ACTIVITY ▸ State how many lines in the listing below contain the word "Mistake", and write nothing else.

DATA FOR THIS TASK ▸
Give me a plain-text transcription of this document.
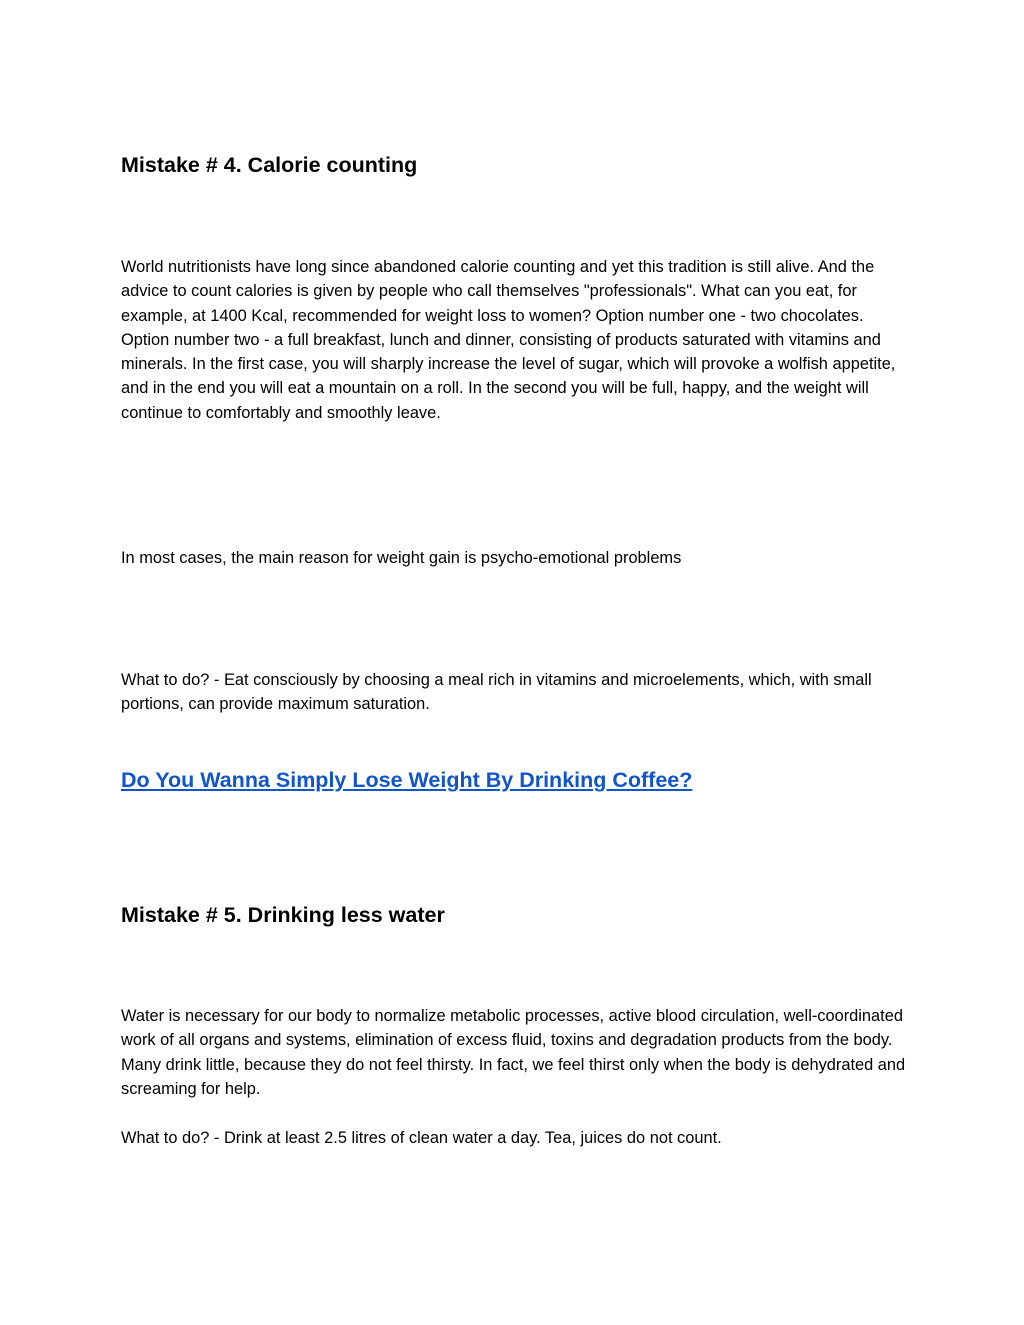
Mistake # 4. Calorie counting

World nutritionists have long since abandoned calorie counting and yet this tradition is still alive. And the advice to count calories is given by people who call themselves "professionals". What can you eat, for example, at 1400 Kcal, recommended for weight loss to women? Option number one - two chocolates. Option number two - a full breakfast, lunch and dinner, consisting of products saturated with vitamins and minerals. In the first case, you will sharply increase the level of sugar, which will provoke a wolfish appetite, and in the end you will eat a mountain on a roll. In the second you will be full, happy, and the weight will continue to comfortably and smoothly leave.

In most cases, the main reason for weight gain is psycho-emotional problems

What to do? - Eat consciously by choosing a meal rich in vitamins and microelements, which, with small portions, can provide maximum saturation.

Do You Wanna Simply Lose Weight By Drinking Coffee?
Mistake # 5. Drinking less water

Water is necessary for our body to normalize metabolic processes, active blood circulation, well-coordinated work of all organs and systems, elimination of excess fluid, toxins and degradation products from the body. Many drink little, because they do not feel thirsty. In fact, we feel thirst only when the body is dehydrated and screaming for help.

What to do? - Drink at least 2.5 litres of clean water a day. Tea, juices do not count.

EXERCISE OUTPUT ▸ 2